* _MATERIAL_
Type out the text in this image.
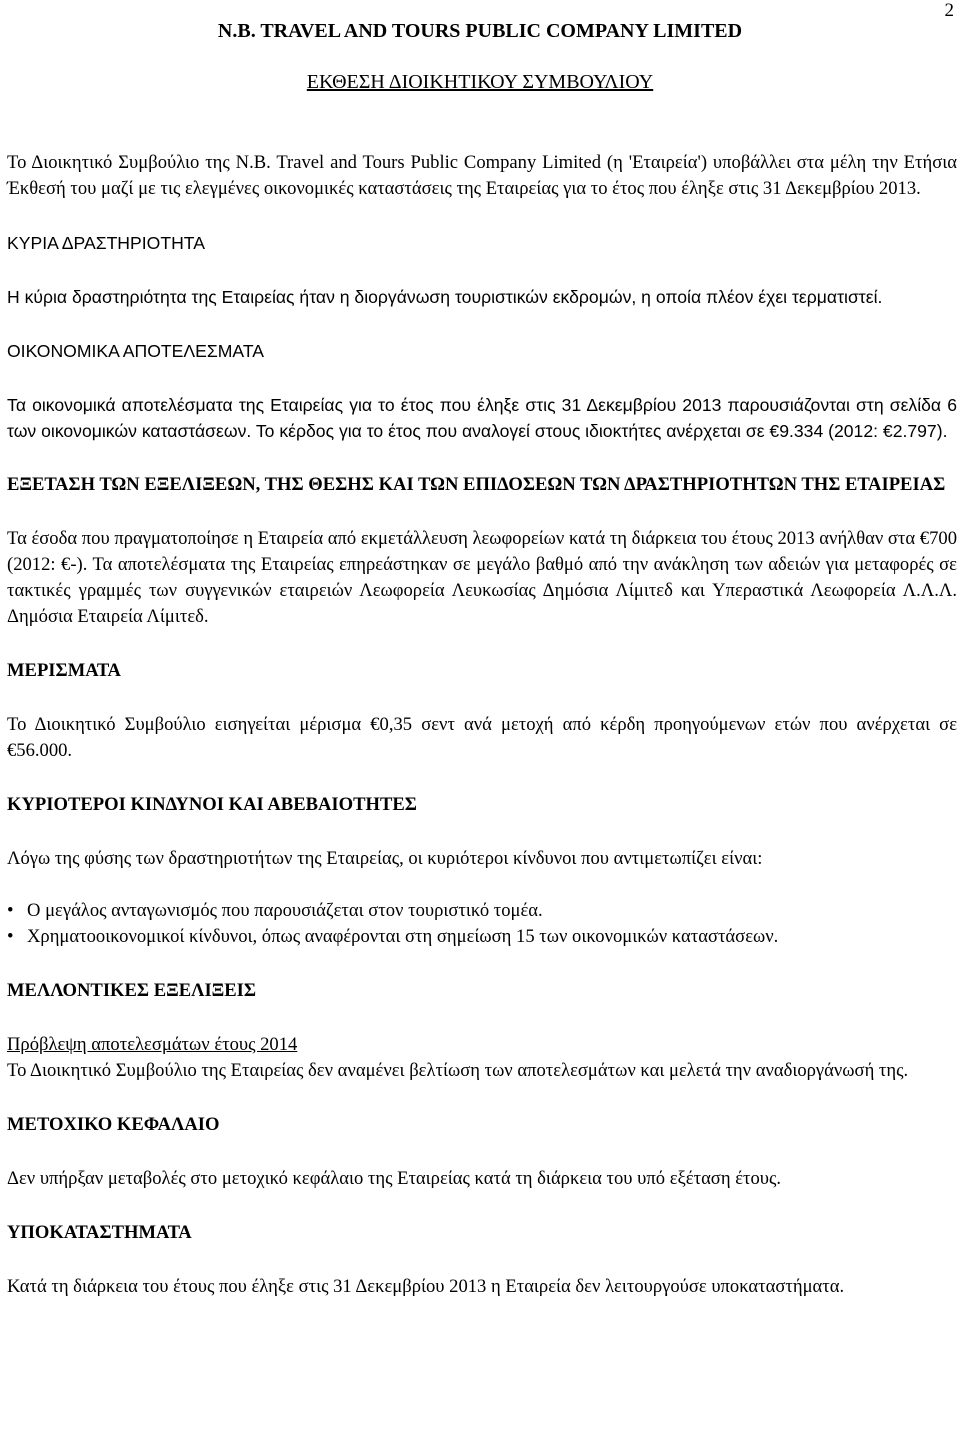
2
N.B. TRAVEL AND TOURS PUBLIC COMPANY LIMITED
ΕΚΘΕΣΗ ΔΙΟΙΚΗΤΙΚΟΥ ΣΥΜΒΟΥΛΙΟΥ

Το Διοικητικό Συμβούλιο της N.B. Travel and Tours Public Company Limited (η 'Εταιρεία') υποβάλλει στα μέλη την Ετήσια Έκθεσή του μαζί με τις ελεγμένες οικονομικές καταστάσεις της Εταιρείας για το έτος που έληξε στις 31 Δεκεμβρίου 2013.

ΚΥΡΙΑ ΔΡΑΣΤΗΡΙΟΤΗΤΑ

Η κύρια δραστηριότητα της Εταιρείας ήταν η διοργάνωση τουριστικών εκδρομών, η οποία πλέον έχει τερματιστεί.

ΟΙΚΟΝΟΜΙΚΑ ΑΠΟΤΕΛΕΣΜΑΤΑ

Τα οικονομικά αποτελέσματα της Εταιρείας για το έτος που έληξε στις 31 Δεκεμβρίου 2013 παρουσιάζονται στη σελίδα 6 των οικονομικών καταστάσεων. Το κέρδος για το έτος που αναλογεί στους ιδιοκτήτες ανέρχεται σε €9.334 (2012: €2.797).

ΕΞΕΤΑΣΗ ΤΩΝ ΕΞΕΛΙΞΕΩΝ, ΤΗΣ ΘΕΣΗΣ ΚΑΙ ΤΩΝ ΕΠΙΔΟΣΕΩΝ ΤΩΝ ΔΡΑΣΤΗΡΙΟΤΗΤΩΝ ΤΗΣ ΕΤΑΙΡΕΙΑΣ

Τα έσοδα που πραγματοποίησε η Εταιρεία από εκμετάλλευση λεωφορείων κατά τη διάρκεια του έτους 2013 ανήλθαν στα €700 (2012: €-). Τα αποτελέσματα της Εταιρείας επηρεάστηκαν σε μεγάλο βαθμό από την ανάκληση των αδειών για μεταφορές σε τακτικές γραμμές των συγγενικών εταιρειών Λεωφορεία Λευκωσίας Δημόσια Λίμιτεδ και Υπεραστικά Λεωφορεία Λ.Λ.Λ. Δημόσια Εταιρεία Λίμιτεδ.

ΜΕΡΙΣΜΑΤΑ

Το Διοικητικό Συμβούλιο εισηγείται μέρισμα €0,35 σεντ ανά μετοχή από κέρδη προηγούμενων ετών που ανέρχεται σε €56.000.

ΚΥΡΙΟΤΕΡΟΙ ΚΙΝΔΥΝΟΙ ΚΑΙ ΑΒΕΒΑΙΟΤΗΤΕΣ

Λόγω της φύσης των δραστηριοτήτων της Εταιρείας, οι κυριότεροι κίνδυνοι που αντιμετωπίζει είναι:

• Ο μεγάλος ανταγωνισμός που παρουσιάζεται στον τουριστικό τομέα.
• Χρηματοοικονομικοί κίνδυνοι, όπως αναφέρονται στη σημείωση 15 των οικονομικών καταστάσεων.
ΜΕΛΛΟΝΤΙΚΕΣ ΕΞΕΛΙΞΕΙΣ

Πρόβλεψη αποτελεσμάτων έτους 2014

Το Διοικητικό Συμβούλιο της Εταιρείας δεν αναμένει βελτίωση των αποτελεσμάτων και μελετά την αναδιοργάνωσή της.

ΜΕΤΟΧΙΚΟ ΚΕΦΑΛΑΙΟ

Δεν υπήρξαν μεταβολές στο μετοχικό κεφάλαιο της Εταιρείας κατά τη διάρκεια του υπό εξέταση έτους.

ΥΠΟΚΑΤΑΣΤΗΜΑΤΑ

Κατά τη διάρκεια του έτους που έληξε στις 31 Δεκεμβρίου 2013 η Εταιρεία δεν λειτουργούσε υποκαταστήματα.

* _THE PROBLEM_
Reproduce the data above in full, exactly as it is, with the pictures left out.

* _OUTPUT_
Type out the text in this image.
2
N.B. TRAVEL AND TOURS PUBLIC COMPANY LIMITED
ΕΚΘΕΣΗ ΔΙΟΙΚΗΤΙΚΟΥ ΣΥΜΒΟΥΛΙΟΥ

Το Διοικητικό Συμβούλιο της N.B. Travel and Tours Public Company Limited (η 'Εταιρεία') υποβάλλει στα μέλη την Ετήσια Έκθεσή του μαζί με τις ελεγμένες οικονομικές καταστάσεις της Εταιρείας για το έτος που έληξε στις 31 Δεκεμβρίου 2013.

ΚΥΡΙΑ ΔΡΑΣΤΗΡΙΟΤΗΤΑ

Η κύρια δραστηριότητα της Εταιρείας ήταν η διοργάνωση τουριστικών εκδρομών, η οποία πλέον έχει τερματιστεί.

ΟΙΚΟΝΟΜΙΚΑ ΑΠΟΤΕΛΕΣΜΑΤΑ

Τα οικονομικά αποτελέσματα της Εταιρείας για το έτος που έληξε στις 31 Δεκεμβρίου 2013 παρουσιάζονται στη σελίδα 6 των οικονομικών καταστάσεων. Το κέρδος για το έτος που αναλογεί στους ιδιοκτήτες ανέρχεται σε €9.334 (2012: €2.797).

ΕΞΕΤΑΣΗ ΤΩΝ ΕΞΕΛΙΞΕΩΝ, ΤΗΣ ΘΕΣΗΣ ΚΑΙ ΤΩΝ ΕΠΙΔΟΣΕΩΝ ΤΩΝ ΔΡΑΣΤΗΡΙΟΤΗΤΩΝ ΤΗΣ ΕΤΑΙΡΕΙΑΣ

Τα έσοδα που πραγματοποίησε η Εταιρεία από εκμετάλλευση λεωφορείων κατά τη διάρκεια του έτους 2013 ανήλθαν στα €700 (2012: €-). Τα αποτελέσματα της Εταιρείας επηρεάστηκαν σε μεγάλο βαθμό από την ανάκληση των αδειών για μεταφορές σε τακτικές γραμμές των συγγενικών εταιρειών Λεωφορεία Λευκωσίας Δημόσια Λίμιτεδ και Υπεραστικά Λεωφορεία Λ.Λ.Λ. Δημόσια Εταιρεία Λίμιτεδ.

ΜΕΡΙΣΜΑΤΑ

Το Διοικητικό Συμβούλιο εισηγείται μέρισμα €0,35 σεντ ανά μετοχή από κέρδη προηγούμενων ετών που ανέρχεται σε €56.000.

ΚΥΡΙΟΤΕΡΟΙ ΚΙΝΔΥΝΟΙ ΚΑΙ ΑΒΕΒΑΙΟΤΗΤΕΣ

Λόγω της φύσης των δραστηριοτήτων της Εταιρείας, οι κυριότεροι κίνδυνοι που αντιμετωπίζει είναι:

• Ο μεγάλος ανταγωνισμός που παρουσιάζεται στον τουριστικό τομέα.
• Χρηματοοικονομικοί κίνδυνοι, όπως αναφέρονται στη σημείωση 15 των οικονομικών καταστάσεων.
ΜΕΛΛΟΝΤΙΚΕΣ ΕΞΕΛΙΞΕΙΣ

Πρόβλεψη αποτελεσμάτων έτους 2014

Το Διοικητικό Συμβούλιο της Εταιρείας δεν αναμένει βελτίωση των αποτελεσμάτων και μελετά την αναδιοργάνωσή της.

ΜΕΤΟΧΙΚΟ ΚΕΦΑΛΑΙΟ

Δεν υπήρξαν μεταβολές στο μετοχικό κεφάλαιο της Εταιρείας κατά τη διάρκεια του υπό εξέταση έτους.

ΥΠΟΚΑΤΑΣΤΗΜΑΤΑ

Κατά τη διάρκεια του έτους που έληξε στις 31 Δεκεμβρίου 2013 η Εταιρεία δεν λειτουργούσε υποκαταστήματα.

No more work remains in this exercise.